**Data entries**
□ □ □
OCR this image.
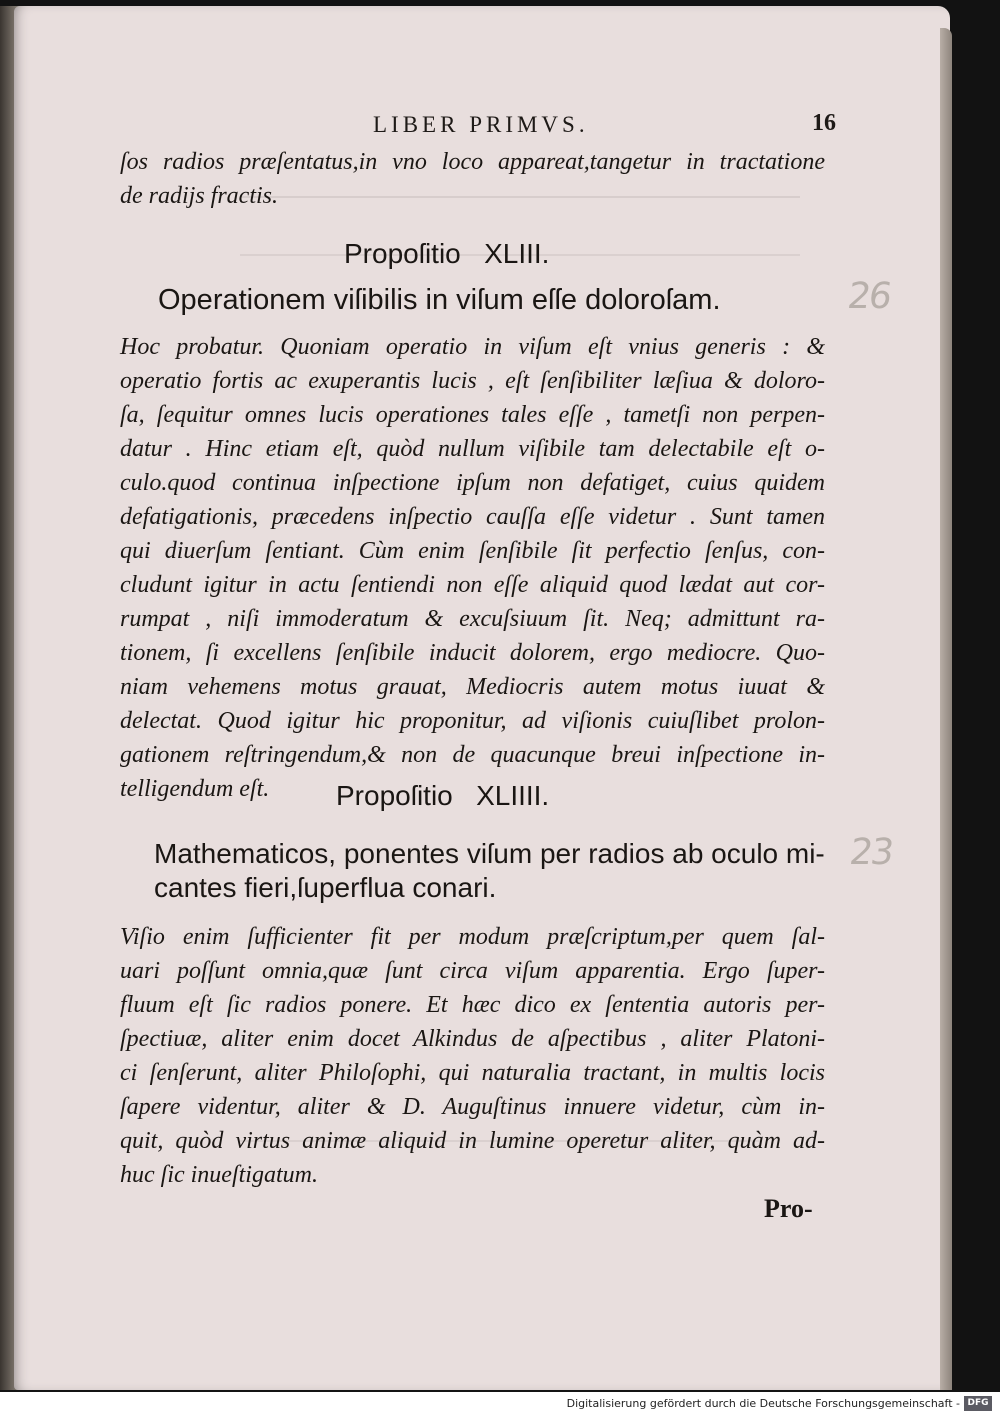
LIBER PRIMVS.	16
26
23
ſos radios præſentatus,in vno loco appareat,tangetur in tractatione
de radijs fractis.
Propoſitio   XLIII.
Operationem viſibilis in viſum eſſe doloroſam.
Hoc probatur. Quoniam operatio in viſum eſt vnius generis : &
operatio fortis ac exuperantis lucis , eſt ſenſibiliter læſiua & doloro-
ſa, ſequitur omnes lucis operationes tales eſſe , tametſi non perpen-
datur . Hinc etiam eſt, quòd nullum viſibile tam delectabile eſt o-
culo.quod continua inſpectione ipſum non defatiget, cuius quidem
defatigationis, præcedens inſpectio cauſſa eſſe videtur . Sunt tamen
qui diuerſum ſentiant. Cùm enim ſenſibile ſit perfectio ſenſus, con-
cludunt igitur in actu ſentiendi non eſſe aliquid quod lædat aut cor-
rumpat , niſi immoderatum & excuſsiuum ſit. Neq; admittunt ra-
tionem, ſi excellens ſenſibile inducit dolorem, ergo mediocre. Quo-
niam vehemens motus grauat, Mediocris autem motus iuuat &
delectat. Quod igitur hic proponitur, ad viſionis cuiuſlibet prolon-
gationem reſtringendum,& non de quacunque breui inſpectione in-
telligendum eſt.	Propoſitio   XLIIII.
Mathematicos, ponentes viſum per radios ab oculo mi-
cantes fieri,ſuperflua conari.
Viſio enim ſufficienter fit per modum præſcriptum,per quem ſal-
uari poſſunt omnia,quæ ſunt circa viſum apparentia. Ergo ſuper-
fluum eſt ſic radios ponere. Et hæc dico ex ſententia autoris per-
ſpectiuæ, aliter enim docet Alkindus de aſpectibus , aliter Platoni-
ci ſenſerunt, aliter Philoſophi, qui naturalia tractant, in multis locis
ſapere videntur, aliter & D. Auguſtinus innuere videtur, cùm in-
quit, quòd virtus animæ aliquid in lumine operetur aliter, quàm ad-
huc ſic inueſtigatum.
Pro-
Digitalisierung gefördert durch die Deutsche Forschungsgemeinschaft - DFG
□ □ □
**Directions**
Copy the material above in full and exactly, skipping pictures.

**Solution for this exercise**
OCR this image.
LIBER PRIMVS.	16
26
23
ſos radios præſentatus,in vno loco appareat,tangetur in tractatione
de radijs fractis.
Propoſitio   XLIII.
Operationem viſibilis in viſum eſſe doloroſam.
Hoc probatur. Quoniam operatio in viſum eſt vnius generis : &
operatio fortis ac exuperantis lucis , eſt ſenſibiliter læſiua & doloro-
ſa, ſequitur omnes lucis operationes tales eſſe , tametſi non perpen-
datur . Hinc etiam eſt, quòd nullum viſibile tam delectabile eſt o-
culo.quod continua inſpectione ipſum non defatiget, cuius quidem
defatigationis, præcedens inſpectio cauſſa eſſe videtur . Sunt tamen
qui diuerſum ſentiant. Cùm enim ſenſibile ſit perfectio ſenſus, con-
cludunt igitur in actu ſentiendi non eſſe aliquid quod lædat aut cor-
rumpat , niſi immoderatum & excuſsiuum ſit. Neq; admittunt ra-
tionem, ſi excellens ſenſibile inducit dolorem, ergo mediocre. Quo-
niam vehemens motus grauat, Mediocris autem motus iuuat &
delectat. Quod igitur hic proponitur, ad viſionis cuiuſlibet prolon-
gationem reſtringendum,& non de quacunque breui inſpectione in-
telligendum eſt.	Propoſitio   XLIIII.
Mathematicos, ponentes viſum per radios ab oculo mi-
cantes fieri,ſuperflua conari.
Viſio enim ſufficienter fit per modum præſcriptum,per quem ſal-
uari poſſunt omnia,quæ ſunt circa viſum apparentia. Ergo ſuper-
fluum eſt ſic radios ponere. Et hæc dico ex ſententia autoris per-
ſpectiuæ, aliter enim docet Alkindus de aſpectibus , aliter Platoni-
ci ſenſerunt, aliter Philoſophi, qui naturalia tractant, in multis locis
ſapere videntur, aliter & D. Auguſtinus innuere videtur, cùm in-
quit, quòd virtus animæ aliquid in lumine operetur aliter, quàm ad-
huc ſic inueſtigatum.
Pro-
Digitalisierung gefördert durch die Deutsche Forschungsgemeinschaft - DFG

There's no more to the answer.